- Data supplied:
·····
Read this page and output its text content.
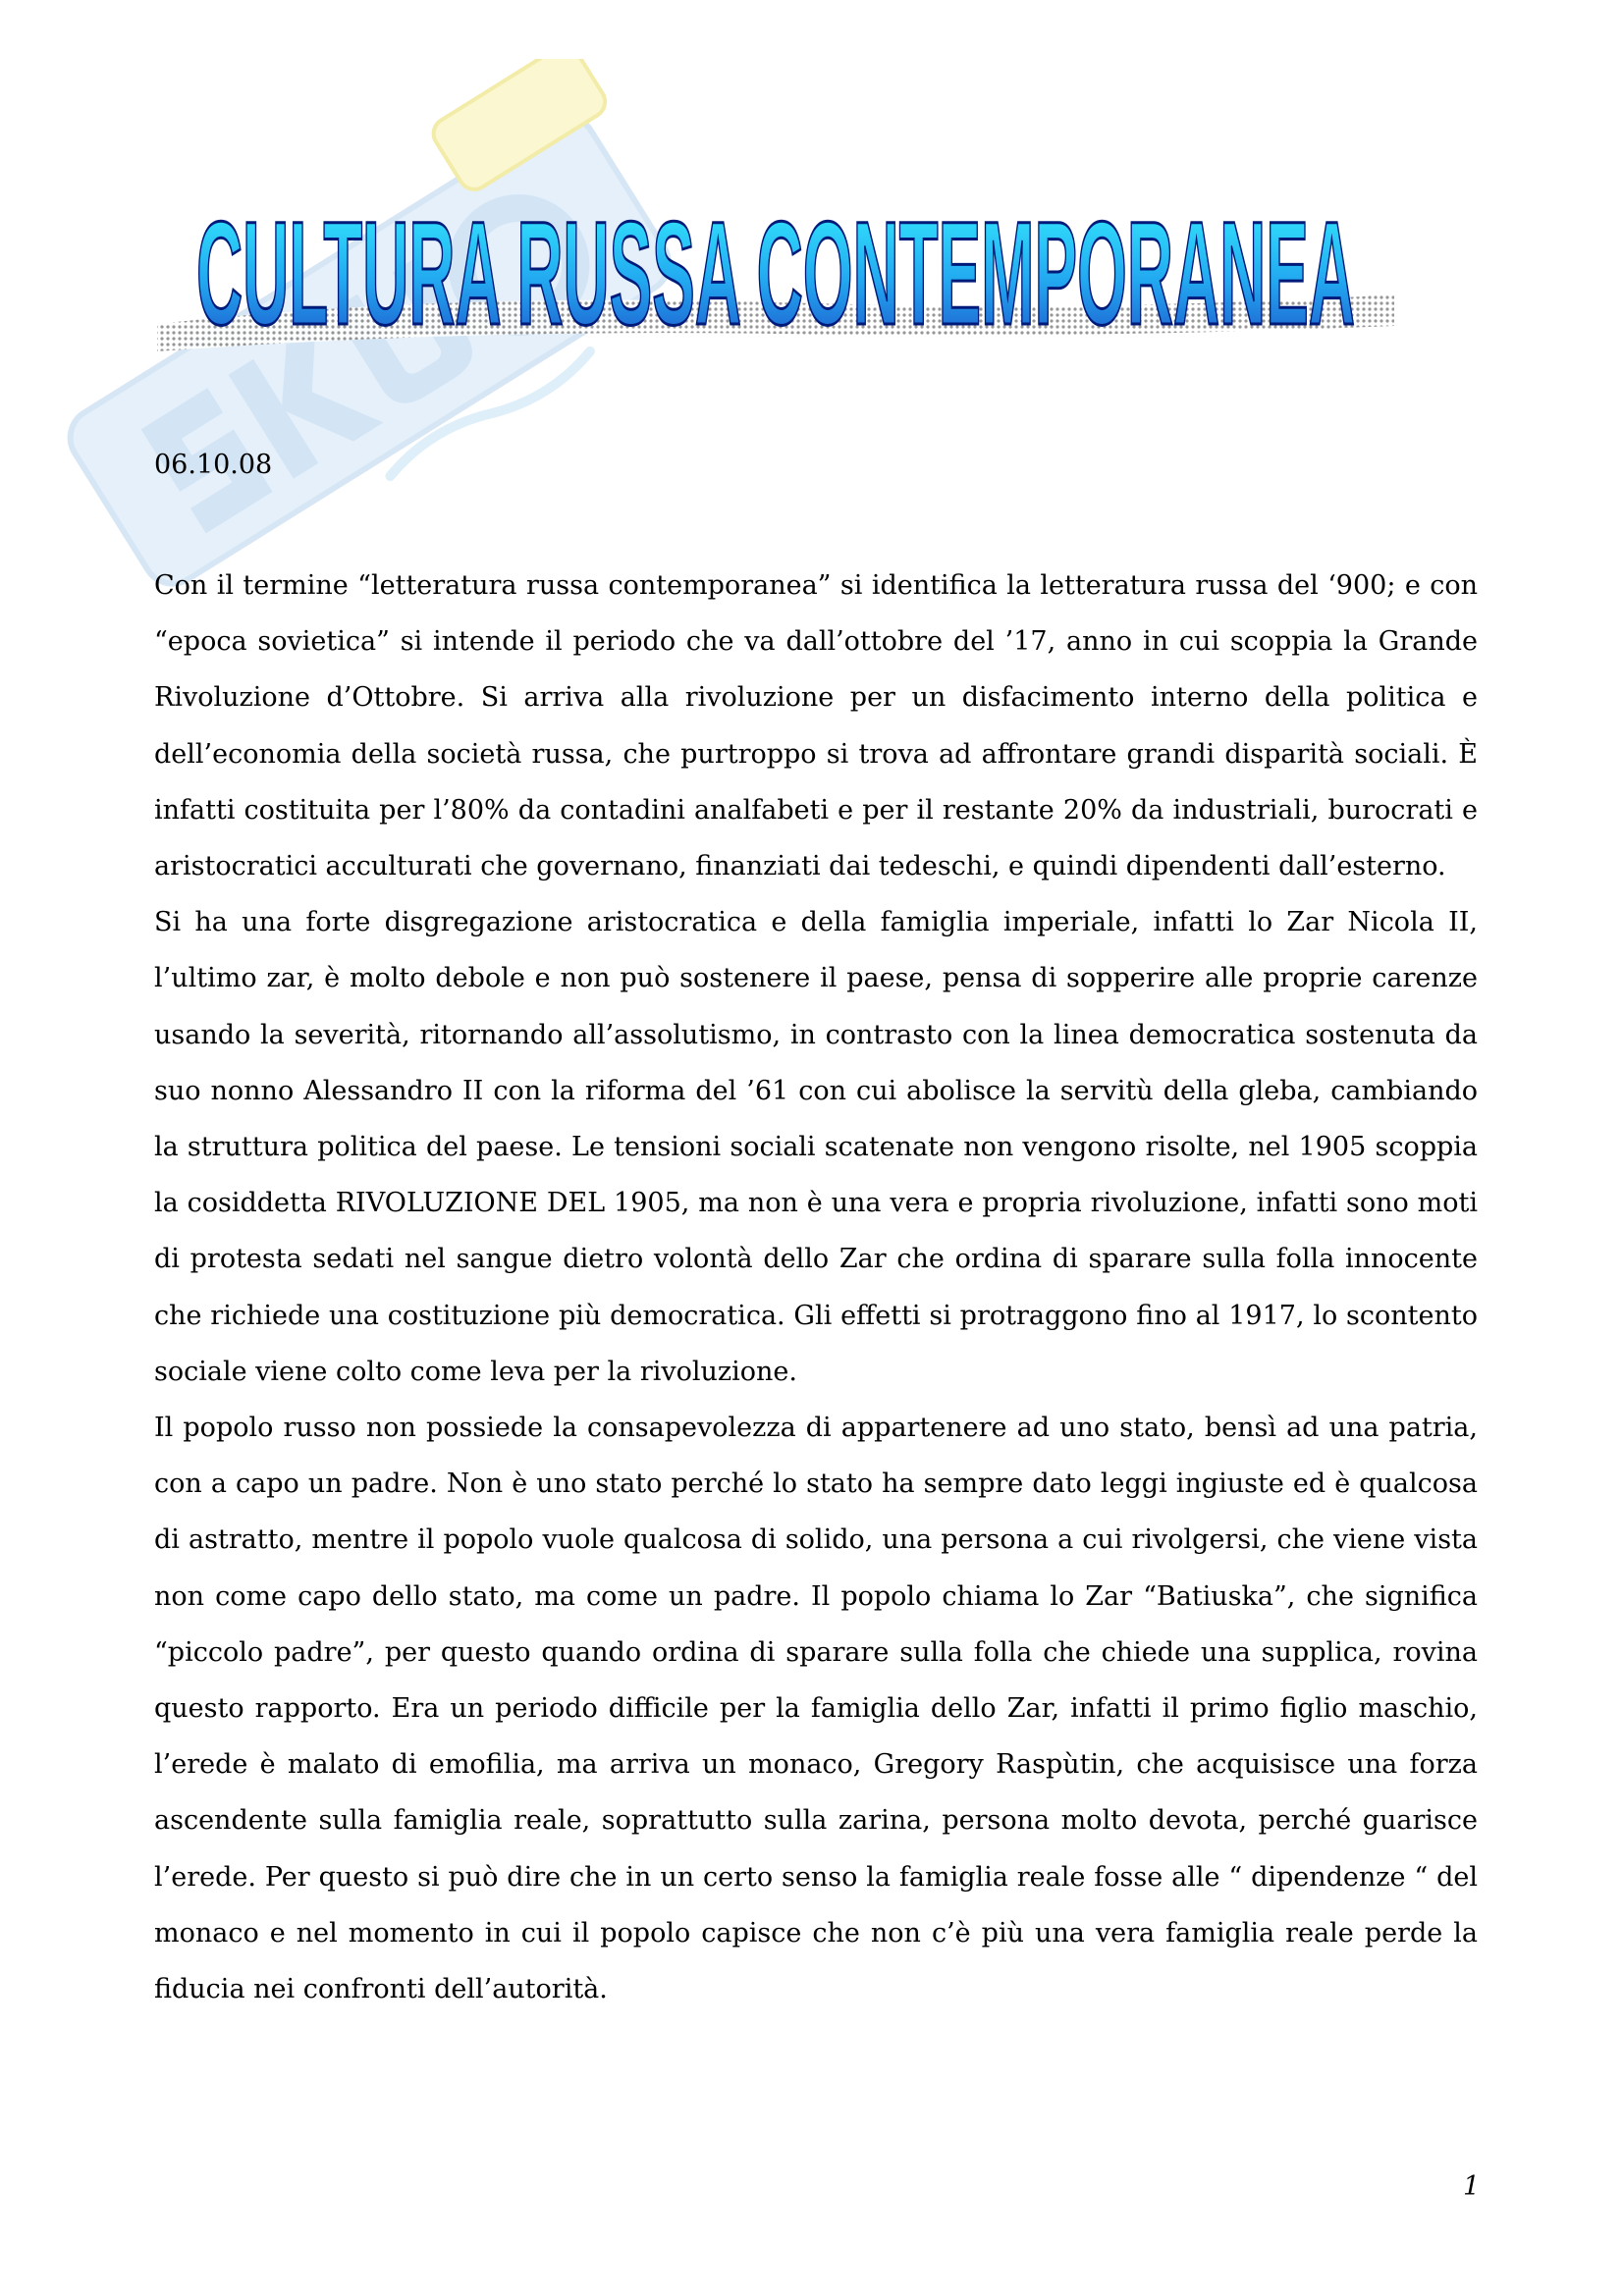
CULTURA RUSSA CONTEMPORANEA
06.10.08

Con il termine “letteratura russa contemporanea” si identifica la letteratura russa del ‘900; e con “epoca sovietica” si intende il periodo che va dall’ottobre del ’17, anno in cui scoppia la Grande Rivoluzione d’Ottobre. Si arriva alla rivoluzione per un disfacimento interno della politica e dell’economia della società russa, che purtroppo si trova ad affrontare grandi disparità sociali. È infatti costituita per l’80% da contadini analfabeti e per il restante 20% da industriali, burocrati e aristocratici acculturati che governano, finanziati dai tedeschi, e quindi dipendenti dall’esterno.

Si ha una forte disgregazione aristocratica e della famiglia imperiale, infatti lo Zar Nicola II, l’ultimo zar, è molto debole e non può sostenere il paese, pensa di sopperire alle proprie carenze usando la severità, ritornando all’assolutismo, in contrasto con la linea democratica sostenuta da suo nonno Alessandro II con la riforma del ’61 con cui abolisce la servitù della gleba, cambiando la struttura politica del paese. Le tensioni sociali scatenate non vengono risolte, nel 1905 scoppia la cosiddetta RIVOLUZIONE DEL 1905, ma non è una vera e propria rivoluzione, infatti sono moti di protesta sedati nel sangue dietro volontà dello Zar che ordina di sparare sulla folla innocente che richiede una costituzione più democratica. Gli effetti si protraggono fino al 1917, lo scontento sociale viene colto come leva per la rivoluzione.

Il popolo russo non possiede la consapevolezza di appartenere ad uno stato, bensì ad una patria, con a capo un padre. Non è uno stato perché lo stato ha sempre dato leggi ingiuste ed è qualcosa di astratto, mentre il popolo vuole qualcosa di solido, una persona a cui rivolgersi, che viene vista non come capo dello stato, ma come un padre. Il popolo chiama lo Zar “Batiuska”, che significa “piccolo padre”, per questo quando ordina di sparare sulla folla che chiede una supplica, rovina questo rapporto. Era un periodo difficile per la famiglia dello Zar, infatti il primo figlio maschio, l’erede è malato di emofilia, ma arriva un monaco, Gregory Raspùtin, che acquisisce una forza ascendente sulla famiglia reale, soprattutto sulla zarina, persona molto devota, perché guarisce l’erede. Per questo si può dire che in un certo senso la famiglia reale fosse alle “ dipendenze “ del monaco e nel momento in cui il popolo capisce che non c’è più una vera famiglia reale perde la fiducia nei confronti dell’autorità.

1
·····
From the material above, copy everything exactly but the pictures.

- Exercise answer:
Read this page and output its text content.
CULTURA RUSSA CONTEMPORANEA
06.10.08

Con il termine “letteratura russa contemporanea” si identifica la letteratura russa del ‘900; e con “epoca sovietica” si intende il periodo che va dall’ottobre del ’17, anno in cui scoppia la Grande Rivoluzione d’Ottobre. Si arriva alla rivoluzione per un disfacimento interno della politica e dell’economia della società russa, che purtroppo si trova ad affrontare grandi disparità sociali. È infatti costituita per l’80% da contadini analfabeti e per il restante 20% da industriali, burocrati e aristocratici acculturati che governano, finanziati dai tedeschi, e quindi dipendenti dall’esterno.

Si ha una forte disgregazione aristocratica e della famiglia imperiale, infatti lo Zar Nicola II, l’ultimo zar, è molto debole e non può sostenere il paese, pensa di sopperire alle proprie carenze usando la severità, ritornando all’assolutismo, in contrasto con la linea democratica sostenuta da suo nonno Alessandro II con la riforma del ’61 con cui abolisce la servitù della gleba, cambiando la struttura politica del paese. Le tensioni sociali scatenate non vengono risolte, nel 1905 scoppia la cosiddetta RIVOLUZIONE DEL 1905, ma non è una vera e propria rivoluzione, infatti sono moti di protesta sedati nel sangue dietro volontà dello Zar che ordina di sparare sulla folla innocente che richiede una costituzione più democratica. Gli effetti si protraggono fino al 1917, lo scontento sociale viene colto come leva per la rivoluzione.

Il popolo russo non possiede la consapevolezza di appartenere ad uno stato, bensì ad una patria, con a capo un padre. Non è uno stato perché lo stato ha sempre dato leggi ingiuste ed è qualcosa di astratto, mentre il popolo vuole qualcosa di solido, una persona a cui rivolgersi, che viene vista non come capo dello stato, ma come un padre. Il popolo chiama lo Zar “Batiuska”, che significa “piccolo padre”, per questo quando ordina di sparare sulla folla che chiede una supplica, rovina questo rapporto. Era un periodo difficile per la famiglia dello Zar, infatti il primo figlio maschio, l’erede è malato di emofilia, ma arriva un monaco, Gregory Raspùtin, che acquisisce una forza ascendente sulla famiglia reale, soprattutto sulla zarina, persona molto devota, perché guarisce l’erede. Per questo si può dire che in un certo senso la famiglia reale fosse alle “ dipendenze “ del monaco e nel momento in cui il popolo capisce che non c’è più una vera famiglia reale perde la fiducia nei confronti dell’autorità.

1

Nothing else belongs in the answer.